[Collection entries]
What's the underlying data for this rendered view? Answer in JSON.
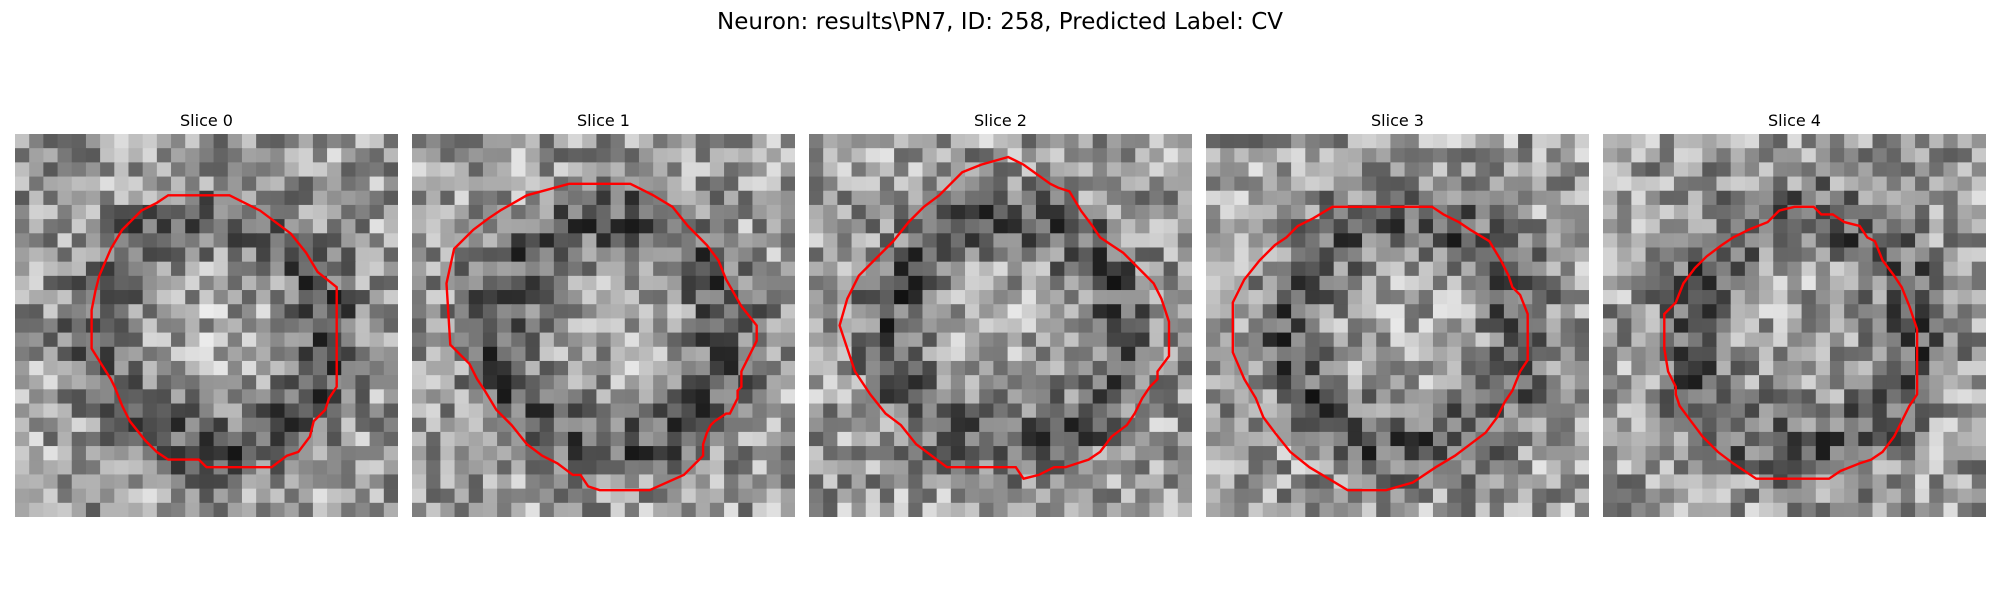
{
  "figure": {
    "title": "Neuron: results\\PN7, ID: 258, Predicted Label: CV"
  },
  "style": {
    "contour_color": "#ff0000",
    "colormap": "gray"
  },
  "slices": [
    {
      "title": "Slice 0",
      "seed": 11,
      "contour": [
        [
          0.4,
          0.16
        ],
        [
          0.56,
          0.16
        ],
        [
          0.64,
          0.2
        ],
        [
          0.72,
          0.26
        ],
        [
          0.76,
          0.31
        ],
        [
          0.79,
          0.36
        ],
        [
          0.84,
          0.4
        ],
        [
          0.84,
          0.66
        ],
        [
          0.82,
          0.69
        ],
        [
          0.81,
          0.72
        ],
        [
          0.78,
          0.75
        ],
        [
          0.77,
          0.79
        ],
        [
          0.74,
          0.83
        ],
        [
          0.71,
          0.84
        ],
        [
          0.67,
          0.87
        ],
        [
          0.5,
          0.87
        ],
        [
          0.48,
          0.85
        ],
        [
          0.4,
          0.85
        ],
        [
          0.37,
          0.83
        ],
        [
          0.34,
          0.8
        ],
        [
          0.3,
          0.75
        ],
        [
          0.28,
          0.71
        ],
        [
          0.26,
          0.66
        ],
        [
          0.25,
          0.64
        ],
        [
          0.2,
          0.56
        ],
        [
          0.2,
          0.46
        ],
        [
          0.21,
          0.41
        ],
        [
          0.22,
          0.37
        ],
        [
          0.25,
          0.3
        ],
        [
          0.28,
          0.25
        ],
        [
          0.3,
          0.23
        ],
        [
          0.33,
          0.2
        ],
        [
          0.37,
          0.18
        ]
      ]
    },
    {
      "title": "Slice 1",
      "seed": 23,
      "contour": [
        [
          0.23,
          0.2
        ],
        [
          0.3,
          0.16
        ],
        [
          0.41,
          0.13
        ],
        [
          0.57,
          0.13
        ],
        [
          0.63,
          0.16
        ],
        [
          0.68,
          0.19
        ],
        [
          0.72,
          0.24
        ],
        [
          0.77,
          0.29
        ],
        [
          0.8,
          0.33
        ],
        [
          0.82,
          0.38
        ],
        [
          0.86,
          0.45
        ],
        [
          0.9,
          0.5
        ],
        [
          0.9,
          0.54
        ],
        [
          0.86,
          0.62
        ],
        [
          0.86,
          0.66
        ],
        [
          0.85,
          0.67
        ],
        [
          0.85,
          0.69
        ],
        [
          0.83,
          0.73
        ],
        [
          0.82,
          0.73
        ],
        [
          0.79,
          0.75
        ],
        [
          0.78,
          0.76
        ],
        [
          0.77,
          0.78
        ],
        [
          0.76,
          0.81
        ],
        [
          0.76,
          0.84
        ],
        [
          0.74,
          0.86
        ],
        [
          0.71,
          0.89
        ],
        [
          0.62,
          0.93
        ],
        [
          0.6,
          0.93
        ],
        [
          0.52,
          0.93
        ],
        [
          0.49,
          0.93
        ],
        [
          0.46,
          0.92
        ],
        [
          0.44,
          0.89
        ],
        [
          0.42,
          0.89
        ],
        [
          0.38,
          0.86
        ],
        [
          0.34,
          0.84
        ],
        [
          0.3,
          0.81
        ],
        [
          0.26,
          0.76
        ],
        [
          0.22,
          0.72
        ],
        [
          0.19,
          0.67
        ],
        [
          0.17,
          0.64
        ],
        [
          0.15,
          0.6
        ],
        [
          0.1,
          0.55
        ],
        [
          0.09,
          0.39
        ],
        [
          0.11,
          0.3
        ],
        [
          0.16,
          0.25
        ],
        [
          0.2,
          0.22
        ]
      ]
    },
    {
      "title": "Slice 2",
      "seed": 37,
      "contour": [
        [
          0.4,
          0.1
        ],
        [
          0.45,
          0.08
        ],
        [
          0.52,
          0.06
        ],
        [
          0.56,
          0.08
        ],
        [
          0.63,
          0.13
        ],
        [
          0.65,
          0.14
        ],
        [
          0.68,
          0.15
        ],
        [
          0.71,
          0.2
        ],
        [
          0.74,
          0.24
        ],
        [
          0.76,
          0.27
        ],
        [
          0.79,
          0.29
        ],
        [
          0.82,
          0.31
        ],
        [
          0.85,
          0.34
        ],
        [
          0.87,
          0.36
        ],
        [
          0.9,
          0.39
        ],
        [
          0.92,
          0.43
        ],
        [
          0.94,
          0.49
        ],
        [
          0.94,
          0.58
        ],
        [
          0.91,
          0.62
        ],
        [
          0.91,
          0.64
        ],
        [
          0.89,
          0.66
        ],
        [
          0.87,
          0.69
        ],
        [
          0.85,
          0.73
        ],
        [
          0.83,
          0.76
        ],
        [
          0.79,
          0.79
        ],
        [
          0.76,
          0.83
        ],
        [
          0.73,
          0.85
        ],
        [
          0.7,
          0.86
        ],
        [
          0.67,
          0.87
        ],
        [
          0.64,
          0.87
        ],
        [
          0.6,
          0.89
        ],
        [
          0.56,
          0.9
        ],
        [
          0.54,
          0.87
        ],
        [
          0.36,
          0.87
        ],
        [
          0.32,
          0.84
        ],
        [
          0.28,
          0.81
        ],
        [
          0.24,
          0.76
        ],
        [
          0.2,
          0.73
        ],
        [
          0.16,
          0.68
        ],
        [
          0.12,
          0.62
        ],
        [
          0.1,
          0.56
        ],
        [
          0.08,
          0.5
        ],
        [
          0.1,
          0.43
        ],
        [
          0.13,
          0.37
        ],
        [
          0.17,
          0.33
        ],
        [
          0.22,
          0.28
        ],
        [
          0.26,
          0.23
        ],
        [
          0.3,
          0.19
        ],
        [
          0.34,
          0.16
        ],
        [
          0.37,
          0.13
        ]
      ]
    },
    {
      "title": "Slice 3",
      "seed": 53,
      "contour": [
        [
          0.24,
          0.24
        ],
        [
          0.28,
          0.22
        ],
        [
          0.33,
          0.19
        ],
        [
          0.35,
          0.19
        ],
        [
          0.39,
          0.19
        ],
        [
          0.45,
          0.19
        ],
        [
          0.53,
          0.19
        ],
        [
          0.59,
          0.19
        ],
        [
          0.62,
          0.21
        ],
        [
          0.66,
          0.23
        ],
        [
          0.69,
          0.25
        ],
        [
          0.74,
          0.28
        ],
        [
          0.77,
          0.33
        ],
        [
          0.79,
          0.37
        ],
        [
          0.8,
          0.4
        ],
        [
          0.82,
          0.42
        ],
        [
          0.84,
          0.47
        ],
        [
          0.84,
          0.59
        ],
        [
          0.82,
          0.62
        ],
        [
          0.8,
          0.67
        ],
        [
          0.78,
          0.7
        ],
        [
          0.76,
          0.74
        ],
        [
          0.73,
          0.78
        ],
        [
          0.69,
          0.81
        ],
        [
          0.65,
          0.84
        ],
        [
          0.6,
          0.87
        ],
        [
          0.54,
          0.91
        ],
        [
          0.47,
          0.93
        ],
        [
          0.37,
          0.93
        ],
        [
          0.32,
          0.9
        ],
        [
          0.27,
          0.87
        ],
        [
          0.22,
          0.83
        ],
        [
          0.18,
          0.78
        ],
        [
          0.15,
          0.74
        ],
        [
          0.13,
          0.69
        ],
        [
          0.1,
          0.64
        ],
        [
          0.07,
          0.57
        ],
        [
          0.07,
          0.44
        ],
        [
          0.1,
          0.38
        ],
        [
          0.14,
          0.33
        ],
        [
          0.18,
          0.29
        ],
        [
          0.21,
          0.27
        ]
      ]
    },
    {
      "title": "Slice 4",
      "seed": 71,
      "contour": [
        [
          0.38,
          0.25
        ],
        [
          0.43,
          0.23
        ],
        [
          0.46,
          0.2
        ],
        [
          0.5,
          0.19
        ],
        [
          0.55,
          0.19
        ],
        [
          0.57,
          0.21
        ],
        [
          0.6,
          0.21
        ],
        [
          0.63,
          0.23
        ],
        [
          0.67,
          0.24
        ],
        [
          0.69,
          0.27
        ],
        [
          0.71,
          0.28
        ],
        [
          0.73,
          0.33
        ],
        [
          0.76,
          0.37
        ],
        [
          0.78,
          0.4
        ],
        [
          0.8,
          0.45
        ],
        [
          0.82,
          0.51
        ],
        [
          0.82,
          0.68
        ],
        [
          0.8,
          0.71
        ],
        [
          0.78,
          0.75
        ],
        [
          0.76,
          0.79
        ],
        [
          0.73,
          0.83
        ],
        [
          0.7,
          0.85
        ],
        [
          0.67,
          0.86
        ],
        [
          0.62,
          0.88
        ],
        [
          0.59,
          0.9
        ],
        [
          0.4,
          0.9
        ],
        [
          0.34,
          0.86
        ],
        [
          0.3,
          0.83
        ],
        [
          0.26,
          0.79
        ],
        [
          0.23,
          0.75
        ],
        [
          0.2,
          0.71
        ],
        [
          0.19,
          0.68
        ],
        [
          0.19,
          0.66
        ],
        [
          0.17,
          0.62
        ],
        [
          0.16,
          0.56
        ],
        [
          0.16,
          0.47
        ],
        [
          0.19,
          0.44
        ],
        [
          0.21,
          0.39
        ],
        [
          0.24,
          0.35
        ],
        [
          0.27,
          0.32
        ],
        [
          0.31,
          0.29
        ],
        [
          0.34,
          0.27
        ]
      ]
    }
  ]
}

### [TASK TO COMPLETE]
Scan the data for the word "seed" and copy every line where it shows up.

### [SOLUTION TO THIS EXERCISE]
      "seed": 11,
      "seed": 23,
      "seed": 37,
      "seed": 53,
      "seed": 71,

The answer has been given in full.